### To be done
All of the material below is to be restated word for word, apart from the pictures.

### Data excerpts
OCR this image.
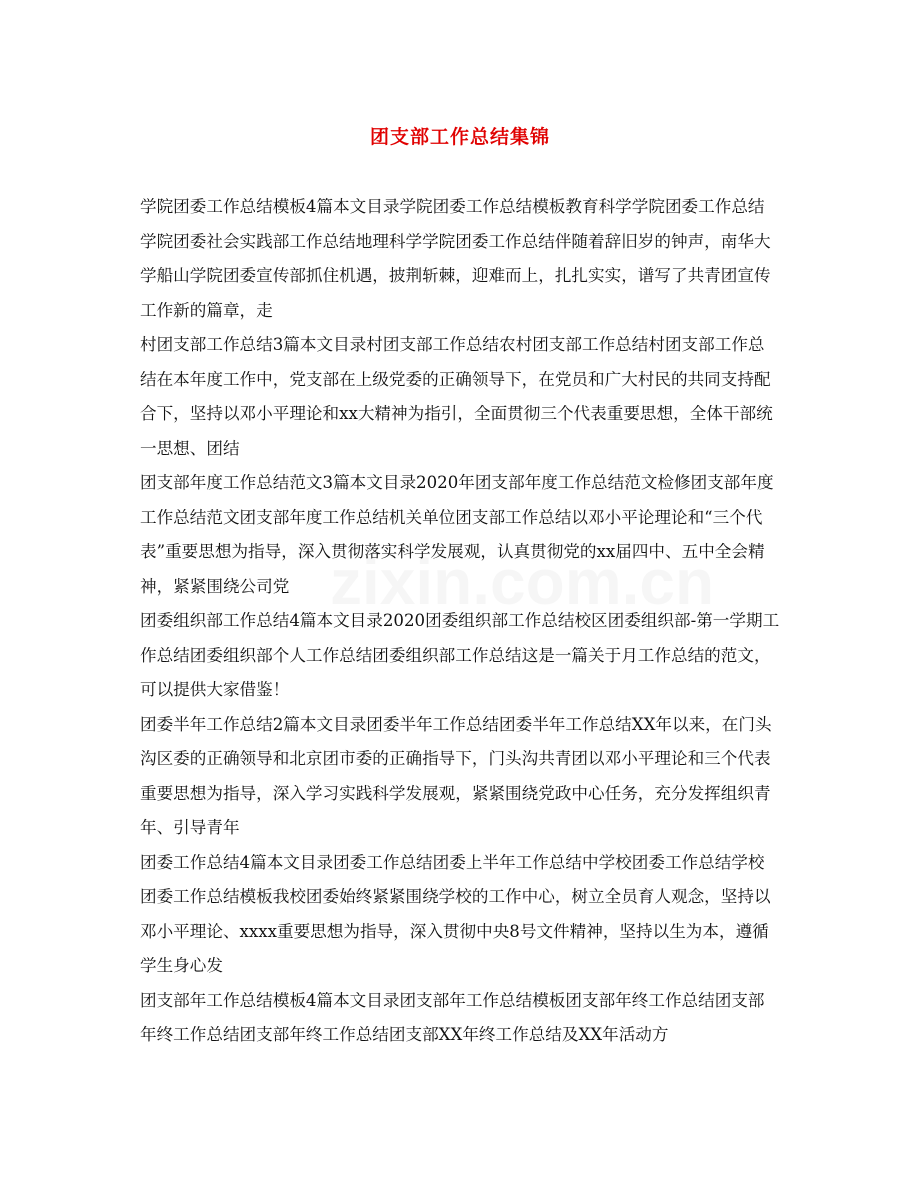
团支部工作总结集锦

学院团委工作总结模板4篇本文目录学院团委工作总结模板教育科学学院团委工作总结学院团委社会实践部工作总结地理科学学院团委工作总结伴随着辞旧岁的钟声，南华大学船山学院团委宣传部抓住机遇，披荆斩棘，迎难而上，扎扎实实，谱写了共青团宣传工作新的篇章，走

村团支部工作总结3篇本文目录村团支部工作总结农村团支部工作总结村团支部工作总结在本年度工作中，党支部在上级党委的正确领导下，在党员和广大村民的共同支持配合下，坚持以邓小平理论和xx大精神为指引，全面贯彻三个代表重要思想，全体干部统一思想、团结

团支部年度工作总结范文3篇本文目录2020年团支部年度工作总结范文检修团支部年度工作总结范文团支部年度工作总结机关单位团支部工作总结以邓小平论理论和“三个代表”重要思想为指导，深入贯彻落实科学发展观，认真贯彻党的xx届四中、五中全会精神，紧紧围绕公司党

团委组织部工作总结4篇本文目录2020团委组织部工作总结校区团委组织部-第一学期工作总结团委组织部个人工作总结团委组织部工作总结这是一篇关于月工作总结的范文，可以提供大家借鉴！

团委半年工作总结2篇本文目录团委半年工作总结团委半年工作总结XX年以来，在门头沟区委的正确领导和北京团市委的正确指导下，门头沟共青团以邓小平理论和三个代表重要思想为指导，深入学习实践科学发展观，紧紧围绕党政中心任务，充分发挥组织青年、引导青年

团委工作总结4篇本文目录团委工作总结团委上半年工作总结中学校团委工作总结学校团委工作总结模板我校团委始终紧紧围绕学校的工作中心，树立全员育人观念，坚持以邓小平理论、xxxx重要思想为指导，深入贯彻中央8号文件精神，坚持以生为本，遵循学生身心发

团支部年工作总结模板4篇本文目录团支部年工作总结模板团支部年终工作总结团支部年终工作总结团支部年终工作总结团支部XX年终工作总结及XX年活动方
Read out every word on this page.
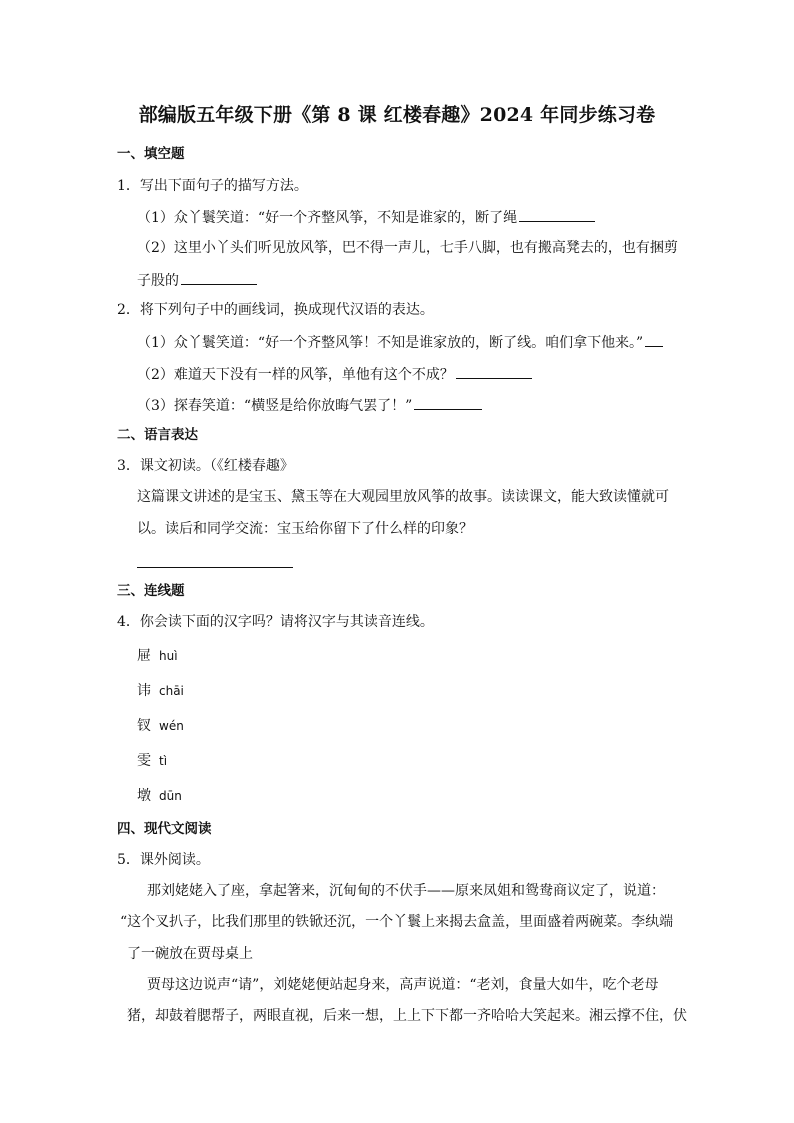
部编版五年级下册《第 8 课 红楼春趣》2024 年同步练习卷
一、填空题
1．写出下面句子的描写方法。
（1）众丫鬟笑道：“好一个齐整风筝，不知是谁家的，断了绳
（2）这里小丫头们听见放风筝，巴不得一声儿，七手八脚，也有搬高凳去的，也有捆剪
子股的
2．将下列句子中的画线词，换成现代汉语的表达。
（1）众丫鬟笑道：“好一个齐整风筝！不知是谁家放的，断了线。咱们拿下他来。”
（2）难道天下没有一样的风筝，单他有这个不成？
（3）探春笑道：“横竖是给你放晦气罢了！”
二、语言表达
3．课文初读。（《红楼春趣》
这篇课文讲述的是宝玉、黛玉等在大观园里放风筝的故事。读读课文，能大致读懂就可
以。读后和同学交流：宝玉给你留下了什么样的印象？
三、连线题
4．你会读下面的汉字吗？请将汉字与其读音连线。
屉 huì
讳 chāi
钗 wén
雯 tì
墩 dūn
四、现代文阅读
5．课外阅读。
那刘姥姥入了座，拿起箸来，沉甸甸的不伏手——原来凤姐和鸳鸯商议定了，说道：
“这个叉扒子，比我们那里的铁锨还沉，一个丫鬟上来揭去盒盖，里面盛着两碗菜。李纨端
了一碗放在贾母桌上
贾母这边说声“请”，刘姥姥便站起身来，高声说道：“老刘，食量大如牛，吃个老母
猪，却鼓着腮帮子，两眼直视，后来一想，上上下下都一齐哈哈大笑起来。湘云撑不住，伏
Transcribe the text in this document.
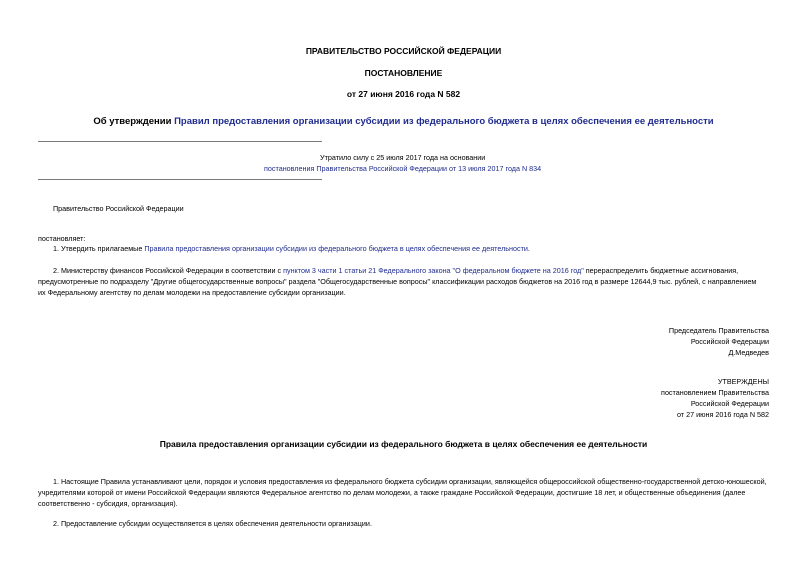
ПРАВИТЕЛЬСТВО РОССИЙСКОЙ ФЕДЕРАЦИИ
ПОСТАНОВЛЕНИЕ
от 27 июня 2016 года N 582
Об утверждении Правил предоставления организации субсидии из федерального бюджета в целях обеспечения ее деятельности
Утратило силу с 25 июля 2017 года на основании
постановления Правительства Российской Федерации от 13 июля 2017 года N 834
Правительство Российской Федерации
постановляет:
1. Утвердить прилагаемые Правила предоставления организации субсидии из федерального бюджета в целях обеспечения ее деятельности.
2. Министерству финансов Российской Федерации в соответствии с пунктом 3 части 1 статьи 21 Федерального закона "О федеральном бюджете на 2016 год" перераспределить бюджетные ассигнования,
предусмотренные по подразделу "Другие общегосударственные вопросы" раздела "Общегосударственные вопросы" классификации расходов бюджетов на 2016 год в размере 12644,9 тыс. рублей, с направлением
их Федеральному агентству по делам молодежи на предоставление субсидии организации.
Председатель Правительства
Российской Федерации
Д.Медведев
УТВЕРЖДЕНЫ
постановлением Правительства
Российской Федерации
от 27 июня 2016 года N 582
Правила предоставления организации субсидии из федерального бюджета в целях обеспечения ее деятельности
1. Настоящие Правила устанавливают цели, порядок и условия предоставления из федерального бюджета субсидии организации, являющейся общероссийской общественно-государственной детско-юношеской,
учредителями которой от имени Российской Федерации являются Федеральное агентство по делам молодежи, а также граждане Российской Федерации, достигшие 18 лет, и общественные объединения (далее
соответственно - субсидия, организация).
2. Предоставление субсидии осуществляется в целях обеспечения деятельности организации.
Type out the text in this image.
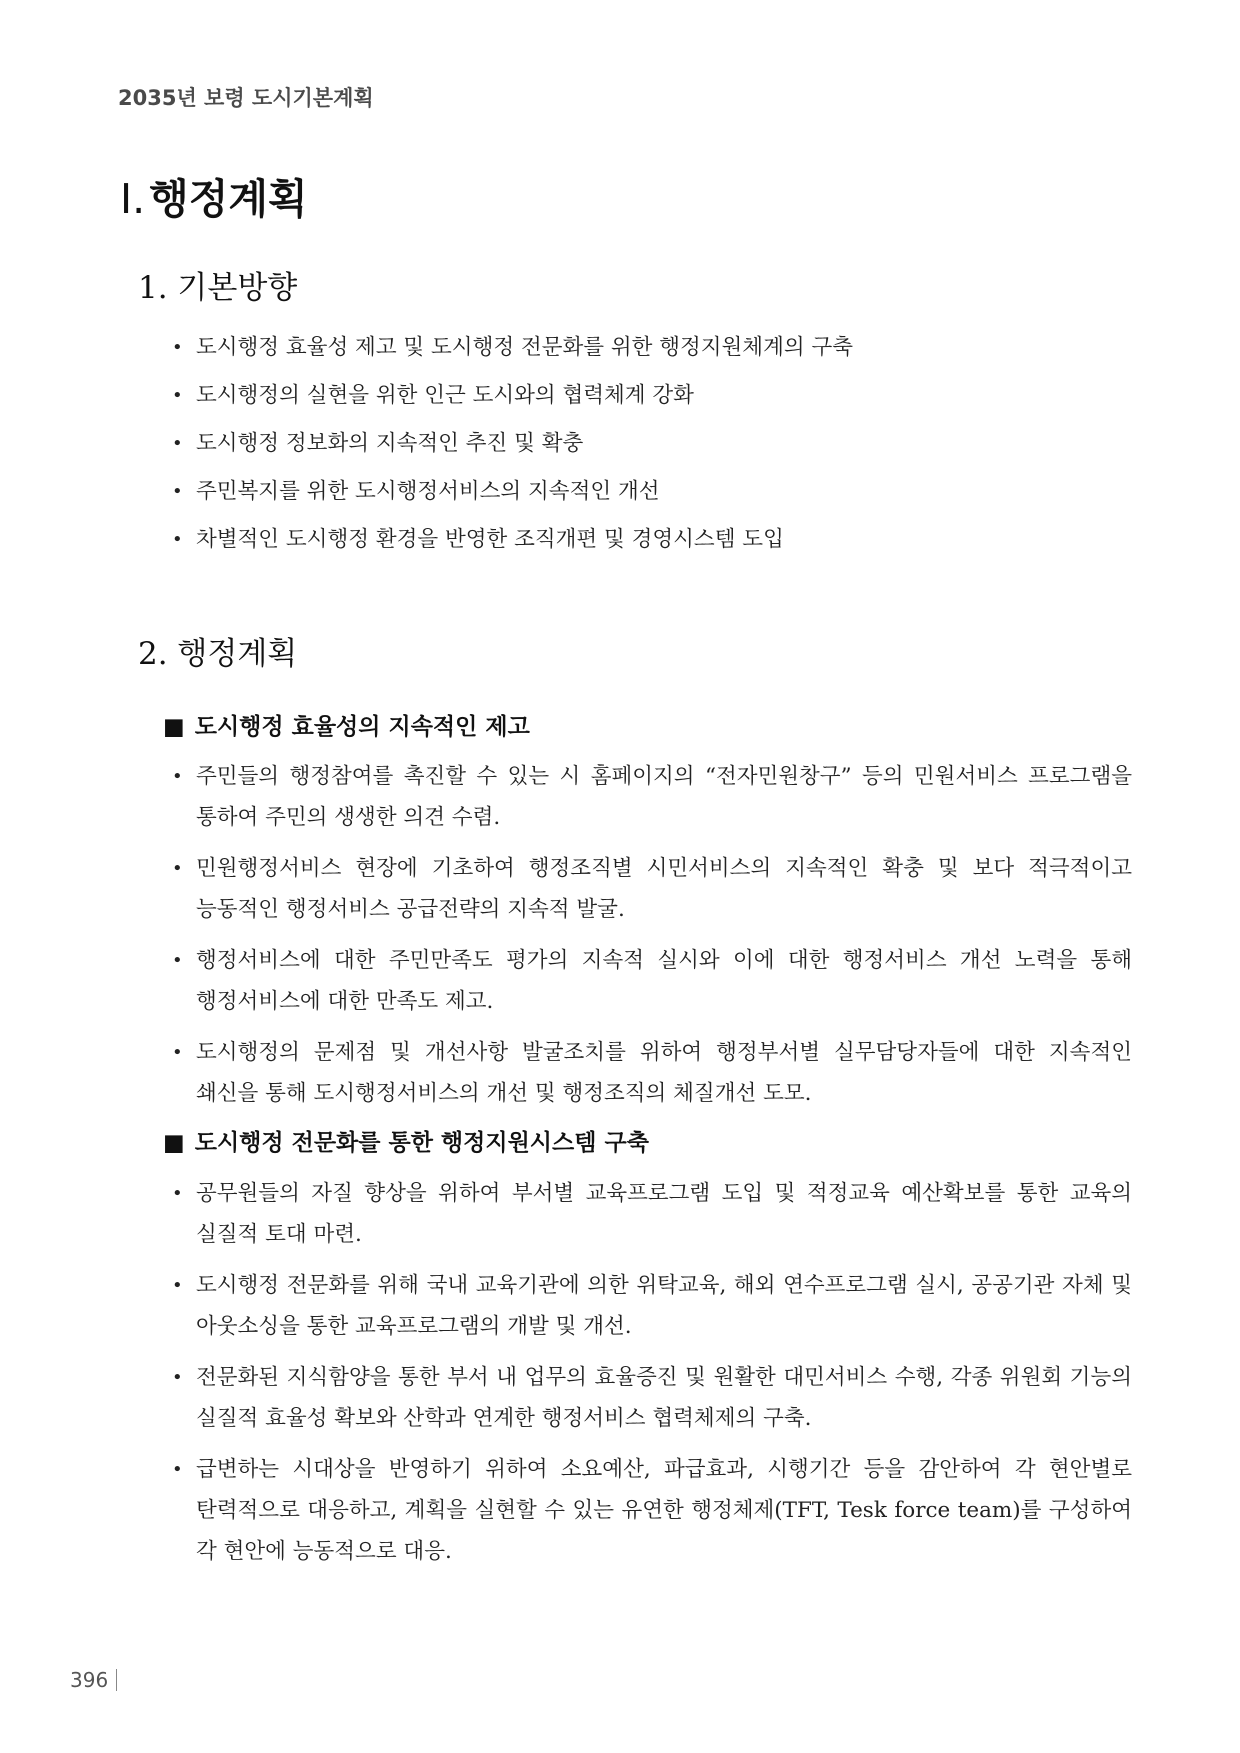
2035년 보령 도시기본계획
Ⅰ.행정계획
1. 기본방향
• 도시행정 효율성 제고 및 도시행정 전문화를 위한 행정지원체계의 구축
• 도시행정의 실현을 위한 인근 도시와의 협력체계 강화
• 도시행정 정보화의 지속적인 추진 및 확충
• 주민복지를 위한 도시행정서비스의 지속적인 개선
• 차별적인 도시행정 환경을 반영한 조직개편 및 경영시스템 도입
2. 행정계획
■ 도시행정 효율성의 지속적인 제고
• 주민들의 행정참여를 촉진할 수 있는 시 홈페이지의 “전자민원창구” 등의 민원서비스 프로그램을 통하여 주민의 생생한 의견 수렴.
• 민원행정서비스 현장에 기초하여 행정조직별 시민서비스의 지속적인 확충 및 보다 적극적이고 능동적인 행정서비스 공급전략의 지속적 발굴.
• 행정서비스에 대한 주민만족도 평가의 지속적 실시와 이에 대한 행정서비스 개선 노력을 통해 행정서비스에 대한 만족도 제고.
• 도시행정의 문제점 및 개선사항 발굴조치를 위하여 행정부서별 실무담당자들에 대한 지속적인 쇄신을 통해 도시행정서비스의 개선 및 행정조직의 체질개선 도모.
■ 도시행정 전문화를 통한 행정지원시스템 구축
• 공무원들의 자질 향상을 위하여 부서별 교육프로그램 도입 및 적정교육 예산확보를 통한 교육의 실질적 토대 마련.
• 도시행정 전문화를 위해 국내 교육기관에 의한 위탁교육, 해외 연수프로그램 실시, 공공기관 자체 및 아웃소싱을 통한 교육프로그램의 개발 및 개선.
• 전문화된 지식함양을 통한 부서 내 업무의 효율증진 및 원활한 대민서비스 수행, 각종 위원회 기능의 실질적 효율성 확보와 산학과 연계한 행정서비스 협력체제의 구축.
• 급변하는 시대상을 반영하기 위하여 소요예산, 파급효과, 시행기간 등을 감안하여 각 현안별로 탄력적으로 대응하고, 계획을 실현할 수 있는 유연한 행정체제(TFT, Tesk force team)를 구성하여 각 현안에 능동적으로 대응.
396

### Correct result
OCR this image.
团支部工作总结集锦

学院团委工作总结模板4篇本文目录学院团委工作总结模板教育科学学院团委工作总结学院团委社会实践部工作总结地理科学学院团委工作总结伴随着辞旧岁的钟声，南华大学船山学院团委宣传部抓住机遇，披荆斩棘，迎难而上，扎扎实实，谱写了共青团宣传工作新的篇章，走

村团支部工作总结3篇本文目录村团支部工作总结农村团支部工作总结村团支部工作总结在本年度工作中，党支部在上级党委的正确领导下，在党员和广大村民的共同支持配合下，坚持以邓小平理论和xx大精神为指引，全面贯彻三个代表重要思想，全体干部统一思想、团结

团支部年度工作总结范文3篇本文目录2020年团支部年度工作总结范文检修团支部年度工作总结范文团支部年度工作总结机关单位团支部工作总结以邓小平论理论和“三个代表”重要思想为指导，深入贯彻落实科学发展观，认真贯彻党的xx届四中、五中全会精神，紧紧围绕公司党

团委组织部工作总结4篇本文目录2020团委组织部工作总结校区团委组织部-第一学期工作总结团委组织部个人工作总结团委组织部工作总结这是一篇关于月工作总结的范文，可以提供大家借鉴！

团委半年工作总结2篇本文目录团委半年工作总结团委半年工作总结XX年以来，在门头沟区委的正确领导和北京团市委的正确指导下，门头沟共青团以邓小平理论和三个代表重要思想为指导，深入学习实践科学发展观，紧紧围绕党政中心任务，充分发挥组织青年、引导青年

团委工作总结4篇本文目录团委工作总结团委上半年工作总结中学校团委工作总结学校团委工作总结模板我校团委始终紧紧围绕学校的工作中心，树立全员育人观念，坚持以邓小平理论、xxxx重要思想为指导，深入贯彻中央8号文件精神，坚持以生为本，遵循学生身心发

团支部年工作总结模板4篇本文目录团支部年工作总结模板团支部年终工作总结团支部年终工作总结团支部年终工作总结团支部XX年终工作总结及XX年活动方
Read out every word on this page.
部编版五年级下册《第 8 课 红楼春趣》2024 年同步练习卷
一、填空题
1．写出下面句子的描写方法。
（1）众丫鬟笑道：“好一个齐整风筝，不知是谁家的，断了绳
（2）这里小丫头们听见放风筝，巴不得一声儿，七手八脚，也有搬高凳去的，也有捆剪
子股的
2．将下列句子中的画线词，换成现代汉语的表达。
（1）众丫鬟笑道：“好一个齐整风筝！不知是谁家放的，断了线。咱们拿下他来。”
（2）难道天下没有一样的风筝，单他有这个不成？
（3）探春笑道：“横竖是给你放晦气罢了！”
二、语言表达
3．课文初读。（《红楼春趣》
这篇课文讲述的是宝玉、黛玉等在大观园里放风筝的故事。读读课文，能大致读懂就可
以。读后和同学交流：宝玉给你留下了什么样的印象？
三、连线题
4．你会读下面的汉字吗？请将汉字与其读音连线。
屉 huì
讳 chāi
钗 wén
雯 tì
墩 dūn
四、现代文阅读
5．课外阅读。
那刘姥姥入了座，拿起箸来，沉甸甸的不伏手——原来凤姐和鸳鸯商议定了，说道：
“这个叉扒子，比我们那里的铁锨还沉，一个丫鬟上来揭去盒盖，里面盛着两碗菜。李纨端
了一碗放在贾母桌上
贾母这边说声“请”，刘姥姥便站起身来，高声说道：“老刘，食量大如牛，吃个老母
猪，却鼓着腮帮子，两眼直视，后来一想，上上下下都一齐哈哈大笑起来。湘云撑不住，伏
Transcribe the text in this document.
ПРАВИТЕЛЬСТВО РОССИЙСКОЙ ФЕДЕРАЦИИ
ПОСТАНОВЛЕНИЕ
от 27 июня 2016 года N 582
Об утверждении Правил предоставления организации субсидии из федерального бюджета в целях обеспечения ее деятельности
Утратило силу с 25 июля 2017 года на основании
постановления Правительства Российской Федерации от 13 июля 2017 года N 834
Правительство Российской Федерации
постановляет:
1. Утвердить прилагаемые Правила предоставления организации субсидии из федерального бюджета в целях обеспечения ее деятельности.
2. Министерству финансов Российской Федерации в соответствии с пунктом 3 части 1 статьи 21 Федерального закона "О федеральном бюджете на 2016 год" перераспределить бюджетные ассигнования,
предусмотренные по подразделу "Другие общегосударственные вопросы" раздела "Общегосударственные вопросы" классификации расходов бюджетов на 2016 год в размере 12644,9 тыс. рублей, с направлением
их Федеральному агентству по делам молодежи на предоставление субсидии организации.
Председатель Правительства
Российской Федерации
Д.Медведев
УТВЕРЖДЕНЫ
постановлением Правительства
Российской Федерации
от 27 июня 2016 года N 582
Правила предоставления организации субсидии из федерального бюджета в целях обеспечения ее деятельности
1. Настоящие Правила устанавливают цели, порядок и условия предоставления из федерального бюджета субсидии организации, являющейся общероссийской общественно-государственной детско-юношеской,
учредителями которой от имени Российской Федерации являются Федеральное агентство по делам молодежи, а также граждане Российской Федерации, достигшие 18 лет, и общественные объединения (далее
соответственно - субсидия, организация).
2. Предоставление субсидии осуществляется в целях обеспечения деятельности организации.
Type out the text in this image.
2035년 보령 도시기본계획
Ⅰ.행정계획
1. 기본방향
• 도시행정 효율성 제고 및 도시행정 전문화를 위한 행정지원체계의 구축
• 도시행정의 실현을 위한 인근 도시와의 협력체계 강화
• 도시행정 정보화의 지속적인 추진 및 확충
• 주민복지를 위한 도시행정서비스의 지속적인 개선
• 차별적인 도시행정 환경을 반영한 조직개편 및 경영시스템 도입
2. 행정계획
■ 도시행정 효율성의 지속적인 제고
• 주민들의 행정참여를 촉진할 수 있는 시 홈페이지의 “전자민원창구” 등의 민원서비스 프로그램을 통하여 주민의 생생한 의견 수렴.
• 민원행정서비스 현장에 기초하여 행정조직별 시민서비스의 지속적인 확충 및 보다 적극적이고 능동적인 행정서비스 공급전략의 지속적 발굴.
• 행정서비스에 대한 주민만족도 평가의 지속적 실시와 이에 대한 행정서비스 개선 노력을 통해 행정서비스에 대한 만족도 제고.
• 도시행정의 문제점 및 개선사항 발굴조치를 위하여 행정부서별 실무담당자들에 대한 지속적인 쇄신을 통해 도시행정서비스의 개선 및 행정조직의 체질개선 도모.
■ 도시행정 전문화를 통한 행정지원시스템 구축
• 공무원들의 자질 향상을 위하여 부서별 교육프로그램 도입 및 적정교육 예산확보를 통한 교육의 실질적 토대 마련.
• 도시행정 전문화를 위해 국내 교육기관에 의한 위탁교육, 해외 연수프로그램 실시, 공공기관 자체 및 아웃소싱을 통한 교육프로그램의 개발 및 개선.
• 전문화된 지식함양을 통한 부서 내 업무의 효율증진 및 원활한 대민서비스 수행, 각종 위원회 기능의 실질적 효율성 확보와 산학과 연계한 행정서비스 협력체제의 구축.
• 급변하는 시대상을 반영하기 위하여 소요예산, 파급효과, 시행기간 등을 감안하여 각 현안별로 탄력적으로 대응하고, 계획을 실현할 수 있는 유연한 행정체제(TFT, Tesk force team)를 구성하여 각 현안에 능동적으로 대응.
396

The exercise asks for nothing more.